» **GOAL OF THE EXERCISE**
Write out every line of the material exactly as it appears.

(Chart and figure data)
______

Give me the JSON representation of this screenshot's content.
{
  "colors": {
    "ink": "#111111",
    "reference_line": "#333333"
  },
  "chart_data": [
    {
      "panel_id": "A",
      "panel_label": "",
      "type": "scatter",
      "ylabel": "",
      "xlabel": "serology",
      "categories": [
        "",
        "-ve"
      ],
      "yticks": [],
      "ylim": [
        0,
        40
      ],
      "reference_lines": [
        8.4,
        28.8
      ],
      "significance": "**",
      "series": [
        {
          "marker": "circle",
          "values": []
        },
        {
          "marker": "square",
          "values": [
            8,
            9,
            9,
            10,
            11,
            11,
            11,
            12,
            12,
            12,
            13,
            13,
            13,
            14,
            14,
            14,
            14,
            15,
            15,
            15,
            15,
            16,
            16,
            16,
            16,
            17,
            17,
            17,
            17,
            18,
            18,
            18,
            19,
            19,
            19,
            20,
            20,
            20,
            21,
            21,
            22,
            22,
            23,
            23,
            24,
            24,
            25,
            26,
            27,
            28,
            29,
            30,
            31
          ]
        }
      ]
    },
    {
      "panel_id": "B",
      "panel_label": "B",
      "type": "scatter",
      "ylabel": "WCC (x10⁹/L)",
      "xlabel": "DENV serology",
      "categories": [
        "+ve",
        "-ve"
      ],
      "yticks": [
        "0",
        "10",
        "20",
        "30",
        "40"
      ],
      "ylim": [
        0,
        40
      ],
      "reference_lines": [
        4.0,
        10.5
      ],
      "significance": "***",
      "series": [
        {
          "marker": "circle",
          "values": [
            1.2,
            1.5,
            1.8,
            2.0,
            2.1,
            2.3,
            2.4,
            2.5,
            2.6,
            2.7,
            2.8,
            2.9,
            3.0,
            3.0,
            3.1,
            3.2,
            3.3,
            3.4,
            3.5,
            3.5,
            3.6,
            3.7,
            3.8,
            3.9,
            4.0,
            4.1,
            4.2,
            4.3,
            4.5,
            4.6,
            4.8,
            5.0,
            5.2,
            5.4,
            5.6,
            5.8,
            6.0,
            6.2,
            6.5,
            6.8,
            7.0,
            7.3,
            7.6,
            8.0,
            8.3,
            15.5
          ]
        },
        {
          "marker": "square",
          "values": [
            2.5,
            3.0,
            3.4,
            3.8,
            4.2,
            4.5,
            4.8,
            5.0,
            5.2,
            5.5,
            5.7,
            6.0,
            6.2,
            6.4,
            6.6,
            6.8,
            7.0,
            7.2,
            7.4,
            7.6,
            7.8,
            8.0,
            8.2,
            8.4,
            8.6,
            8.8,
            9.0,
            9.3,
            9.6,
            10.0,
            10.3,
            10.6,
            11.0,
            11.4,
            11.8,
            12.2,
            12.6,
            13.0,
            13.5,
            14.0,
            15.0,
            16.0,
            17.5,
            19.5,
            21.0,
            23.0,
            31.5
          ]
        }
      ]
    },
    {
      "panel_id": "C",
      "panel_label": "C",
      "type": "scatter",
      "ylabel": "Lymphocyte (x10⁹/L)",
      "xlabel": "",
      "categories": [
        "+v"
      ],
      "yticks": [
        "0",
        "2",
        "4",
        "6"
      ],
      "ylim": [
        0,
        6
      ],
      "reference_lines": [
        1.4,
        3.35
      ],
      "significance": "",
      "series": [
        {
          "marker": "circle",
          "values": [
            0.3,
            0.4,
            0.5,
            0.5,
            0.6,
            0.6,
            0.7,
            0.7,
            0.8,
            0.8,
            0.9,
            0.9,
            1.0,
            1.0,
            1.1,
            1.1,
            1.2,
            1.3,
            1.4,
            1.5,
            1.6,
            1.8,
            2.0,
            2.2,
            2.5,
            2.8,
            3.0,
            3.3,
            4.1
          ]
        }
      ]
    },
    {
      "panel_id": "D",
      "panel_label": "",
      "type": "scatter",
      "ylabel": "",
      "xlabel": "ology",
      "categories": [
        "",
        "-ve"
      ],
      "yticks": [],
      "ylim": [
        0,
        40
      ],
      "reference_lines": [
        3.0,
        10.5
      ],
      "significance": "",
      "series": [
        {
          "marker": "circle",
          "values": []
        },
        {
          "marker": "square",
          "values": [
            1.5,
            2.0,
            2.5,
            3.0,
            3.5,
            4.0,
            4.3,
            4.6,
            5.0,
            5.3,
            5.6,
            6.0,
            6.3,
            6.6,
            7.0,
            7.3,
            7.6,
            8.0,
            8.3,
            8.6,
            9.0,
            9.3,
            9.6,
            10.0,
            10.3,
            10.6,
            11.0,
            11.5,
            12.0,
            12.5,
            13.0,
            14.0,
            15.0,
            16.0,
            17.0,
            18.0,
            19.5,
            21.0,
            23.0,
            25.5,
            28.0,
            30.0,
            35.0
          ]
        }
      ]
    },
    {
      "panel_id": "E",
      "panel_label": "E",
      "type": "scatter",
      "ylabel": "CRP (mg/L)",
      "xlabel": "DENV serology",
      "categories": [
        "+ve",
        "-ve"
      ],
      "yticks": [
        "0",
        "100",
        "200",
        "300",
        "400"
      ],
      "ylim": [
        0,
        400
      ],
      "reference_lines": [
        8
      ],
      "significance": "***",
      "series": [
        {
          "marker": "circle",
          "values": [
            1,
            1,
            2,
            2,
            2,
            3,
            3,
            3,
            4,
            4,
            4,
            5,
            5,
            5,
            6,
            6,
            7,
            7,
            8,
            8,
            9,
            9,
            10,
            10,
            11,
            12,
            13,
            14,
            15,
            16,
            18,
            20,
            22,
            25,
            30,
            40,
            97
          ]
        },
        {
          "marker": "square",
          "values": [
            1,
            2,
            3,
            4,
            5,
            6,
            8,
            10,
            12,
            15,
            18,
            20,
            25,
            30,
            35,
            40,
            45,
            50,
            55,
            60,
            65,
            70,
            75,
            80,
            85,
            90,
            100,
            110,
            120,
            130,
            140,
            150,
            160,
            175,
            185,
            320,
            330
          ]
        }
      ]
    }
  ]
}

______

» **ANSWER FOR THE TASK**
Give me the JSON representation of this screenshot's content.
{
  "colors": {
    "ink": "#111111",
    "reference_line": "#333333"
  },
  "chart_data": [
    {
      "panel_id": "A",
      "panel_label": "",
      "type": "scatter",
      "ylabel": "",
      "xlabel": "serology",
      "categories": [
        "",
        "-ve"
      ],
      "yticks": [],
      "ylim": [
        0,
        40
      ],
      "reference_lines": [
        8.4,
        28.8
      ],
      "significance": "**",
      "series": [
        {
          "marker": "circle",
          "values": []
        },
        {
          "marker": "square",
          "values": [
            8,
            9,
            9,
            10,
            11,
            11,
            11,
            12,
            12,
            12,
            13,
            13,
            13,
            14,
            14,
            14,
            14,
            15,
            15,
            15,
            15,
            16,
            16,
            16,
            16,
            17,
            17,
            17,
            17,
            18,
            18,
            18,
            19,
            19,
            19,
            20,
            20,
            20,
            21,
            21,
            22,
            22,
            23,
            23,
            24,
            24,
            25,
            26,
            27,
            28,
            29,
            30,
            31
          ]
        }
      ]
    },
    {
      "panel_id": "B",
      "panel_label": "B",
      "type": "scatter",
      "ylabel": "WCC (x10⁹/L)",
      "xlabel": "DENV serology",
      "categories": [
        "+ve",
        "-ve"
      ],
      "yticks": [
        "0",
        "10",
        "20",
        "30",
        "40"
      ],
      "ylim": [
        0,
        40
      ],
      "reference_lines": [
        4.0,
        10.5
      ],
      "significance": "***",
      "series": [
        {
          "marker": "circle",
          "values": [
            1.2,
            1.5,
            1.8,
            2.0,
            2.1,
            2.3,
            2.4,
            2.5,
            2.6,
            2.7,
            2.8,
            2.9,
            3.0,
            3.0,
            3.1,
            3.2,
            3.3,
            3.4,
            3.5,
            3.5,
            3.6,
            3.7,
            3.8,
            3.9,
            4.0,
            4.1,
            4.2,
            4.3,
            4.5,
            4.6,
            4.8,
            5.0,
            5.2,
            5.4,
            5.6,
            5.8,
            6.0,
            6.2,
            6.5,
            6.8,
            7.0,
            7.3,
            7.6,
            8.0,
            8.3,
            15.5
          ]
        },
        {
          "marker": "square",
          "values": [
            2.5,
            3.0,
            3.4,
            3.8,
            4.2,
            4.5,
            4.8,
            5.0,
            5.2,
            5.5,
            5.7,
            6.0,
            6.2,
            6.4,
            6.6,
            6.8,
            7.0,
            7.2,
            7.4,
            7.6,
            7.8,
            8.0,
            8.2,
            8.4,
            8.6,
            8.8,
            9.0,
            9.3,
            9.6,
            10.0,
            10.3,
            10.6,
            11.0,
            11.4,
            11.8,
            12.2,
            12.6,
            13.0,
            13.5,
            14.0,
            15.0,
            16.0,
            17.5,
            19.5,
            21.0,
            23.0,
            31.5
          ]
        }
      ]
    },
    {
      "panel_id": "C",
      "panel_label": "C",
      "type": "scatter",
      "ylabel": "Lymphocyte (x10⁹/L)",
      "xlabel": "",
      "categories": [
        "+v"
      ],
      "yticks": [
        "0",
        "2",
        "4",
        "6"
      ],
      "ylim": [
        0,
        6
      ],
      "reference_lines": [
        1.4,
        3.35
      ],
      "significance": "",
      "series": [
        {
          "marker": "circle",
          "values": [
            0.3,
            0.4,
            0.5,
            0.5,
            0.6,
            0.6,
            0.7,
            0.7,
            0.8,
            0.8,
            0.9,
            0.9,
            1.0,
            1.0,
            1.1,
            1.1,
            1.2,
            1.3,
            1.4,
            1.5,
            1.6,
            1.8,
            2.0,
            2.2,
            2.5,
            2.8,
            3.0,
            3.3,
            4.1
          ]
        }
      ]
    },
    {
      "panel_id": "D",
      "panel_label": "",
      "type": "scatter",
      "ylabel": "",
      "xlabel": "ology",
      "categories": [
        "",
        "-ve"
      ],
      "yticks": [],
      "ylim": [
        0,
        40
      ],
      "reference_lines": [
        3.0,
        10.5
      ],
      "significance": "",
      "series": [
        {
          "marker": "circle",
          "values": []
        },
        {
          "marker": "square",
          "values": [
            1.5,
            2.0,
            2.5,
            3.0,
            3.5,
            4.0,
            4.3,
            4.6,
            5.0,
            5.3,
            5.6,
            6.0,
            6.3,
            6.6,
            7.0,
            7.3,
            7.6,
            8.0,
            8.3,
            8.6,
            9.0,
            9.3,
            9.6,
            10.0,
            10.3,
            10.6,
            11.0,
            11.5,
            12.0,
            12.5,
            13.0,
            14.0,
            15.0,
            16.0,
            17.0,
            18.0,
            19.5,
            21.0,
            23.0,
            25.5,
            28.0,
            30.0,
            35.0
          ]
        }
      ]
    },
    {
      "panel_id": "E",
      "panel_label": "E",
      "type": "scatter",
      "ylabel": "CRP (mg/L)",
      "xlabel": "DENV serology",
      "categories": [
        "+ve",
        "-ve"
      ],
      "yticks": [
        "0",
        "100",
        "200",
        "300",
        "400"
      ],
      "ylim": [
        0,
        400
      ],
      "reference_lines": [
        8
      ],
      "significance": "***",
      "series": [
        {
          "marker": "circle",
          "values": [
            1,
            1,
            2,
            2,
            2,
            3,
            3,
            3,
            4,
            4,
            4,
            5,
            5,
            5,
            6,
            6,
            7,
            7,
            8,
            8,
            9,
            9,
            10,
            10,
            11,
            12,
            13,
            14,
            15,
            16,
            18,
            20,
            22,
            25,
            30,
            40,
            97
          ]
        },
        {
          "marker": "square",
          "values": [
            1,
            2,
            3,
            4,
            5,
            6,
            8,
            10,
            12,
            15,
            18,
            20,
            25,
            30,
            35,
            40,
            45,
            50,
            55,
            60,
            65,
            70,
            75,
            80,
            85,
            90,
            100,
            110,
            120,
            130,
            140,
            150,
            160,
            175,
            185,
            320,
            330
          ]
        }
      ]
    }
  ]
}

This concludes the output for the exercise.